INFORMATION PROVIDED>
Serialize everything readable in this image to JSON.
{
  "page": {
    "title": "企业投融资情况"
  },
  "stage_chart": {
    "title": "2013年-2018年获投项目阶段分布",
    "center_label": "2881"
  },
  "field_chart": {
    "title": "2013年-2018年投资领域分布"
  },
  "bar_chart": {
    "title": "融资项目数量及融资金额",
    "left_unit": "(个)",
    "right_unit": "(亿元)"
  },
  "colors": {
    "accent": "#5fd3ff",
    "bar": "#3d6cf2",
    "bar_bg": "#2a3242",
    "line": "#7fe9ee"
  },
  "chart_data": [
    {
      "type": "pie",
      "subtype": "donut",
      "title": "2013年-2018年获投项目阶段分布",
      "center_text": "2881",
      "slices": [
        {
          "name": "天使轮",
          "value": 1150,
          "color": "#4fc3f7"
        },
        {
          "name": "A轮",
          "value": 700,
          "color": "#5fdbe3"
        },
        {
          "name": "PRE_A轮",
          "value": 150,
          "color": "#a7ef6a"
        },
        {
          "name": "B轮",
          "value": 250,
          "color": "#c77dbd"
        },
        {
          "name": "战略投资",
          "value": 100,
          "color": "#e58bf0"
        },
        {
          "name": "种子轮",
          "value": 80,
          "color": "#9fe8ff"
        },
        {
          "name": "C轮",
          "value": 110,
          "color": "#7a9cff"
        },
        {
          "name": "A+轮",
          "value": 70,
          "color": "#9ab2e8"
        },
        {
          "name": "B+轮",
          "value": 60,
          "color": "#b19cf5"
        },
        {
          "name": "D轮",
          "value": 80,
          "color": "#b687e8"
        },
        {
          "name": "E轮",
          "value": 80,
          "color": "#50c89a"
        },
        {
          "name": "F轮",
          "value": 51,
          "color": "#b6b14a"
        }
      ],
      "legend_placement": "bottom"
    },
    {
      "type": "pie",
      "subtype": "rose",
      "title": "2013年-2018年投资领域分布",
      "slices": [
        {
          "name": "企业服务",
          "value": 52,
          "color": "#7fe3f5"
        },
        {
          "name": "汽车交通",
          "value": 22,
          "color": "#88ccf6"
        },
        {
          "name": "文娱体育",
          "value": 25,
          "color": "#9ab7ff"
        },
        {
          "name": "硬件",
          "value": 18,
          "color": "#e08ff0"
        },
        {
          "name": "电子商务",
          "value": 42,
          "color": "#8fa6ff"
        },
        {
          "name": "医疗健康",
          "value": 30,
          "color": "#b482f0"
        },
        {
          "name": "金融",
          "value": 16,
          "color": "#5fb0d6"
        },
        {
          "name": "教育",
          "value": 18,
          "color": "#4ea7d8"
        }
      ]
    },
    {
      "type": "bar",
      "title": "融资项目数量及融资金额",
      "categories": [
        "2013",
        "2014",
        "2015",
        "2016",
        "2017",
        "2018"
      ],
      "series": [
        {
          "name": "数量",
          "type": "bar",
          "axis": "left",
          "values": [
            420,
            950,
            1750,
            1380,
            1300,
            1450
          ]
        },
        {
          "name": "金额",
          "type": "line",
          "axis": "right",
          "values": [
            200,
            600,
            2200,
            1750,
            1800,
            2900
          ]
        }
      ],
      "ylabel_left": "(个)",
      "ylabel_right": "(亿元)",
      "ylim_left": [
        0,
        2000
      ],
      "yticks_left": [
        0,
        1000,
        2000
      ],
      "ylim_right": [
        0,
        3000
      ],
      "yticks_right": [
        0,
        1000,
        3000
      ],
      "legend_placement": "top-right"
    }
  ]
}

WHAT TO DO> All of the lines above need to be given again exactly.

REPLY TO THE EXERCISE>
Serialize everything readable in this image to JSON.
{
  "page": {
    "title": "企业投融资情况"
  },
  "stage_chart": {
    "title": "2013年-2018年获投项目阶段分布",
    "center_label": "2881"
  },
  "field_chart": {
    "title": "2013年-2018年投资领域分布"
  },
  "bar_chart": {
    "title": "融资项目数量及融资金额",
    "left_unit": "(个)",
    "right_unit": "(亿元)"
  },
  "colors": {
    "accent": "#5fd3ff",
    "bar": "#3d6cf2",
    "bar_bg": "#2a3242",
    "line": "#7fe9ee"
  },
  "chart_data": [
    {
      "type": "pie",
      "subtype": "donut",
      "title": "2013年-2018年获投项目阶段分布",
      "center_text": "2881",
      "slices": [
        {
          "name": "天使轮",
          "value": 1150,
          "color": "#4fc3f7"
        },
        {
          "name": "A轮",
          "value": 700,
          "color": "#5fdbe3"
        },
        {
          "name": "PRE_A轮",
          "value": 150,
          "color": "#a7ef6a"
        },
        {
          "name": "B轮",
          "value": 250,
          "color": "#c77dbd"
        },
        {
          "name": "战略投资",
          "value": 100,
          "color": "#e58bf0"
        },
        {
          "name": "种子轮",
          "value": 80,
          "color": "#9fe8ff"
        },
        {
          "name": "C轮",
          "value": 110,
          "color": "#7a9cff"
        },
        {
          "name": "A+轮",
          "value": 70,
          "color": "#9ab2e8"
        },
        {
          "name": "B+轮",
          "value": 60,
          "color": "#b19cf5"
        },
        {
          "name": "D轮",
          "value": 80,
          "color": "#b687e8"
        },
        {
          "name": "E轮",
          "value": 80,
          "color": "#50c89a"
        },
        {
          "name": "F轮",
          "value": 51,
          "color": "#b6b14a"
        }
      ],
      "legend_placement": "bottom"
    },
    {
      "type": "pie",
      "subtype": "rose",
      "title": "2013年-2018年投资领域分布",
      "slices": [
        {
          "name": "企业服务",
          "value": 52,
          "color": "#7fe3f5"
        },
        {
          "name": "汽车交通",
          "value": 22,
          "color": "#88ccf6"
        },
        {
          "name": "文娱体育",
          "value": 25,
          "color": "#9ab7ff"
        },
        {
          "name": "硬件",
          "value": 18,
          "color": "#e08ff0"
        },
        {
          "name": "电子商务",
          "value": 42,
          "color": "#8fa6ff"
        },
        {
          "name": "医疗健康",
          "value": 30,
          "color": "#b482f0"
        },
        {
          "name": "金融",
          "value": 16,
          "color": "#5fb0d6"
        },
        {
          "name": "教育",
          "value": 18,
          "color": "#4ea7d8"
        }
      ]
    },
    {
      "type": "bar",
      "title": "融资项目数量及融资金额",
      "categories": [
        "2013",
        "2014",
        "2015",
        "2016",
        "2017",
        "2018"
      ],
      "series": [
        {
          "name": "数量",
          "type": "bar",
          "axis": "left",
          "values": [
            420,
            950,
            1750,
            1380,
            1300,
            1450
          ]
        },
        {
          "name": "金额",
          "type": "line",
          "axis": "right",
          "values": [
            200,
            600,
            2200,
            1750,
            1800,
            2900
          ]
        }
      ],
      "ylabel_left": "(个)",
      "ylabel_right": "(亿元)",
      "ylim_left": [
        0,
        2000
      ],
      "yticks_left": [
        0,
        1000,
        2000
      ],
      "ylim_right": [
        0,
        3000
      ],
      "yticks_right": [
        0,
        1000,
        3000
      ],
      "legend_placement": "top-right"
    }
  ]
}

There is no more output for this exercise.